■ MATERIAL PROVIDED
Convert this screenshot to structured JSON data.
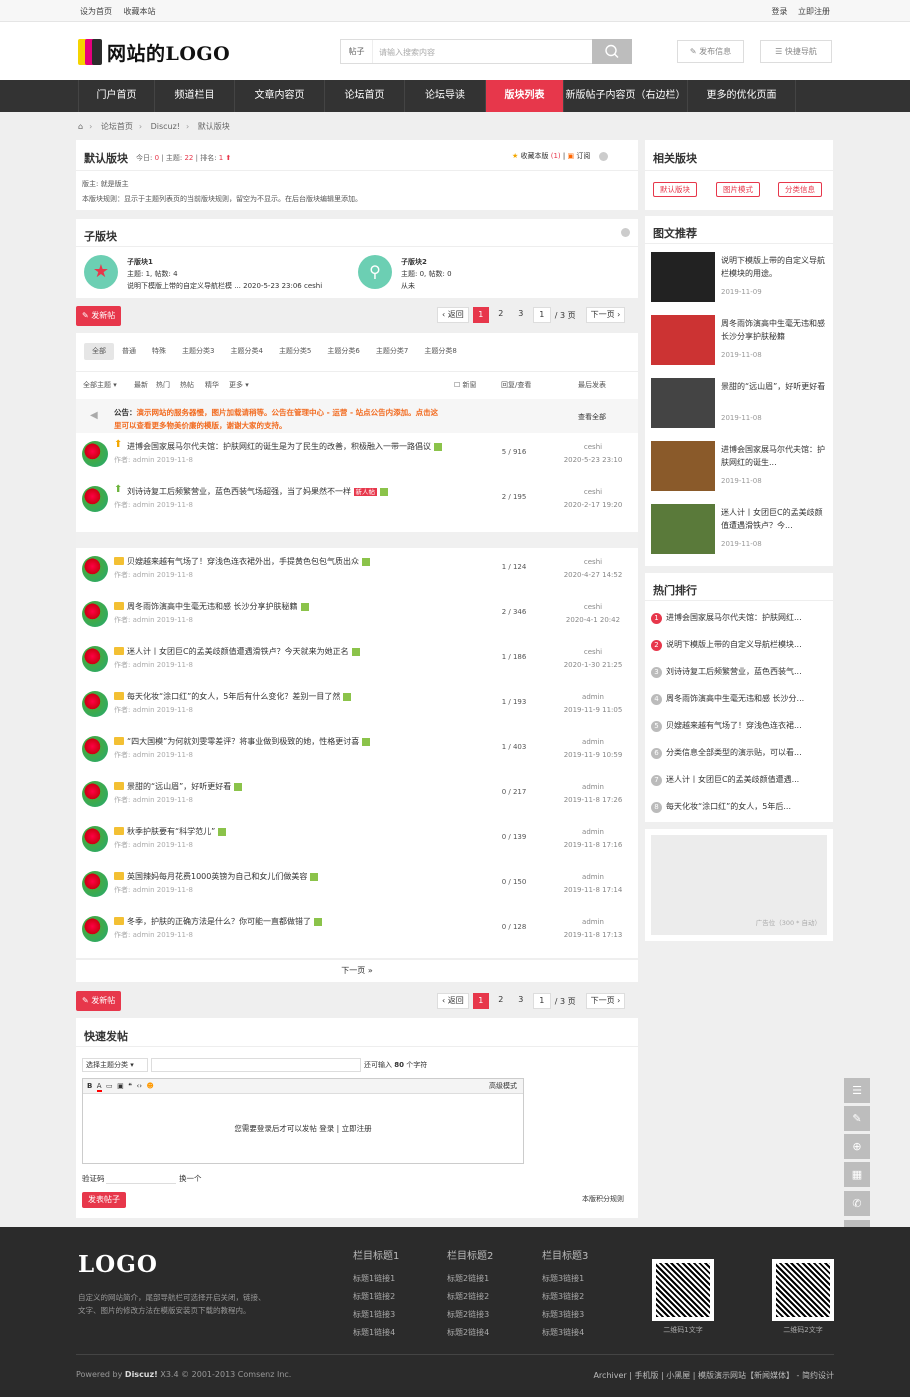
{
  "topbar": {
    "set_home": "设为首页",
    "bookmark": "收藏本站",
    "login": "登录",
    "register": "立即注册"
  },
  "header": {
    "logo_text": "网站的LOGO",
    "search_cat": "帖子",
    "search_placeholder": "请输入搜索内容",
    "post_btn": "发布信息",
    "quick_nav": "快捷导航"
  },
  "nav": [
    {
      "label": "门户首页"
    },
    {
      "label": "频道栏目"
    },
    {
      "label": "文章内容页"
    },
    {
      "label": "论坛首页"
    },
    {
      "label": "论坛导读"
    },
    {
      "label": "版块列表"
    },
    {
      "label": "新版帖子内容页（右边栏）"
    },
    {
      "label": "更多的优化页面"
    }
  ],
  "crumb": [
    "论坛首页",
    "Discuz!",
    "默认版块"
  ],
  "forum": {
    "title": "默认版块",
    "today_label": "今日:",
    "today": "0",
    "topics_label": "主题:",
    "topics": "22",
    "rank_label": "排名:",
    "rank": "1",
    "fav": "收藏本版",
    "fav_count": "(1)",
    "subscribe": "订阅",
    "moderator": "版主: 就是版主",
    "rules": "本版块规则：显示于主题列表页的当前版块规则，留空为不显示。在后台版块编辑里添加。"
  },
  "subforums": {
    "title": "子版块",
    "items": [
      {
        "name": "子版块1",
        "stats": "主题: 1, 帖数: 4",
        "last": "说明下模版上带的自定义导航栏模 ... 2020-5-23 23:06 ceshi"
      },
      {
        "name": "子版块2",
        "stats": "主题: 0, 帖数: 0",
        "last": "从未"
      }
    ]
  },
  "toolbar": {
    "new_post": "发新帖",
    "back": "返回",
    "pages": [
      "1",
      "2",
      "3"
    ],
    "page_input": "1",
    "page_total": "/ 3 页",
    "next": "下一页"
  },
  "type_tabs": [
    "全部",
    "普通",
    "特殊",
    "主题分类3",
    "主题分类4",
    "主题分类5",
    "主题分类6",
    "主题分类7",
    "主题分类8"
  ],
  "filter": {
    "all": "全部主题",
    "latest": "最新",
    "hot": "热门",
    "hot_post": "热帖",
    "digest": "精华",
    "more": "更多",
    "new_window": "新窗",
    "reply_view": "回复/查看",
    "last_post": "最后发表"
  },
  "announce": {
    "label": "公告：",
    "text1": "演示网站的服务器慢，图片加载请稍等。公告在管理中心 - 运营 - 站点公告内添加。点击这",
    "text2": "里可以查看更多物美价廉的模版，谢谢大家的支持。",
    "view_all": "查看全部"
  },
  "threads": [
    {
      "title": "进博会国家展马尔代夫馆：护肤网红的诞生是为了民生的改善，积极融入一带一路倡议",
      "meta": "作者: admin    2019-11-8",
      "count": "5  /  916",
      "user": "ceshi",
      "time": "2020-5-23 23:10"
    },
    {
      "title": "刘诗诗复工后频繁营业，蓝色西装气场超强，当了妈果然不一样",
      "badge": "新人帖",
      "meta": "作者: admin    2019-11-8",
      "count": "2  /  195",
      "user": "ceshi",
      "time": "2020-2-17 19:20"
    },
    {
      "title": "贝嫂越来越有气场了！穿浅色连衣裙外出，手提黄色包包气质出众",
      "meta": "作者: admin    2019-11-8",
      "count": "1  /  124",
      "user": "ceshi",
      "time": "2020-4-27 14:52"
    },
    {
      "title": "周冬雨饰演高中生毫无违和感 长沙分享护肤秘籍",
      "meta": "作者: admin    2019-11-8",
      "count": "2  /  346",
      "user": "ceshi",
      "time": "2020-4-1 20:42"
    },
    {
      "title": "迷人计丨女团巨C的孟美歧颜值遭遇滑铁卢？今天就来为她正名",
      "meta": "作者: admin    2019-11-8",
      "count": "1  /  186",
      "user": "ceshi",
      "time": "2020-1-30 21:25"
    },
    {
      "title": "每天化妆“涂口红”的女人，5年后有什么变化？差别一目了然",
      "meta": "作者: admin    2019-11-8",
      "count": "1  /  193",
      "user": "admin",
      "time": "2019-11-9 11:05"
    },
    {
      "title": "“四大国模”为何就刘雯零差评？将事业做到极致的她，性格更讨喜",
      "meta": "作者: admin    2019-11-8",
      "count": "1  /  403",
      "user": "admin",
      "time": "2019-11-9 10:59"
    },
    {
      "title": "景甜的“远山眉”，好听更好看",
      "meta": "作者: admin    2019-11-8",
      "count": "0  /  217",
      "user": "admin",
      "time": "2019-11-8 17:26"
    },
    {
      "title": "秋季护肤要有“科学范儿”",
      "meta": "作者: admin    2019-11-8",
      "count": "0  /  139",
      "user": "admin",
      "time": "2019-11-8 17:16"
    },
    {
      "title": "英国辣妈每月花费1000英镑为自己和女儿们做美容",
      "meta": "作者: admin    2019-11-8",
      "count": "0  /  150",
      "user": "admin",
      "time": "2019-11-8 17:14"
    },
    {
      "title": "冬季，护肤的正确方法是什么？你可能一直都做错了",
      "meta": "作者: admin    2019-11-8",
      "count": "0  /  128",
      "user": "admin",
      "time": "2019-11-8 17:13"
    }
  ],
  "next_page": "下一页 »",
  "quick_post": {
    "title": "快速发帖",
    "type_select": "选择主题分类",
    "remain_pre": "还可输入",
    "remain_num": "80",
    "remain_post": "个字符",
    "advanced": "高级模式",
    "login_tip": "您需要登录后才可以发帖 登录 | 立即注册",
    "captcha": "验证码",
    "change": "换一个",
    "submit": "发表帖子",
    "credit_rules": "本版积分规则"
  },
  "sidebar": {
    "related_title": "相关版块",
    "related": [
      "默认版块",
      "图片模式",
      "分类信息"
    ],
    "picks_title": "图文推荐",
    "picks": [
      {
        "title": "说明下模版上带的自定义导航栏模块的用途。",
        "date": "2019-11-09"
      },
      {
        "title": "周冬雨饰演高中生毫无违和感 长沙分享护肤秘籍",
        "date": "2019-11-08"
      },
      {
        "title": "景甜的“远山眉”，好听更好看",
        "date": "2019-11-08"
      },
      {
        "title": "进博会国家展马尔代夫馆：护肤网红的诞生...",
        "date": "2019-11-08"
      },
      {
        "title": "迷人计丨女团巨C的孟美歧颜值遭遇滑铁卢？今...",
        "date": "2019-11-08"
      }
    ],
    "hot_title": "热门排行",
    "hot": [
      "进博会国家展马尔代夫馆：护肤网红...",
      "说明下模版上带的自定义导航栏模块...",
      "刘诗诗复工后频繁营业，蓝色西装气...",
      "周冬雨饰演高中生毫无违和感 长沙分...",
      "贝嫂越来越有气场了！穿浅色连衣裙...",
      "分类信息全部类型的演示贴，可以看...",
      "迷人计丨女团巨C的孟美歧颜值遭遇...",
      "每天化妆“涂口红”的女人，5年后..."
    ],
    "ad": "广告位（300 * 自动）"
  },
  "footer": {
    "logo": "LOGO",
    "desc1": "自定义的网站简介，尾部导航栏可选择开启关闭，链接、",
    "desc2": "文字、图片的修改方法在模版安装页下载的教程内。",
    "cols": [
      {
        "title": "栏目标题1",
        "links": [
          "标题1链接1",
          "标题1链接2",
          "标题1链接3",
          "标题1链接4"
        ]
      },
      {
        "title": "栏目标题2",
        "links": [
          "标题2链接1",
          "标题2链接2",
          "标题2链接3",
          "标题2链接4"
        ]
      },
      {
        "title": "栏目标题3",
        "links": [
          "标题3链接1",
          "标题3链接2",
          "标题3链接3",
          "标题3链接4"
        ]
      }
    ],
    "qr1": "二维码1文字",
    "qr2": "二维码2文字",
    "powered_pre": "Powered by",
    "powered_brand": "Discuz!",
    "powered_post": "X3.4 © 2001-2013 Comsenz Inc.",
    "links": "Archiver | 手机版 | 小黑屋 | 模版演示网站【新闻媒体】 - 简约设计"
  },
  "colors": {
    "accent": "#e7374b",
    "nav_bg": "#333333",
    "footer_bg": "#2b2b2b"
  }
}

■ PROBLEM
Return all lines of the material above in which the word "好听更好看" occurs.

■ COMPLETE ANSWER
      "title": "景甜的“远山眉”，好听更好看",
        "title": "景甜的“远山眉”，好听更好看",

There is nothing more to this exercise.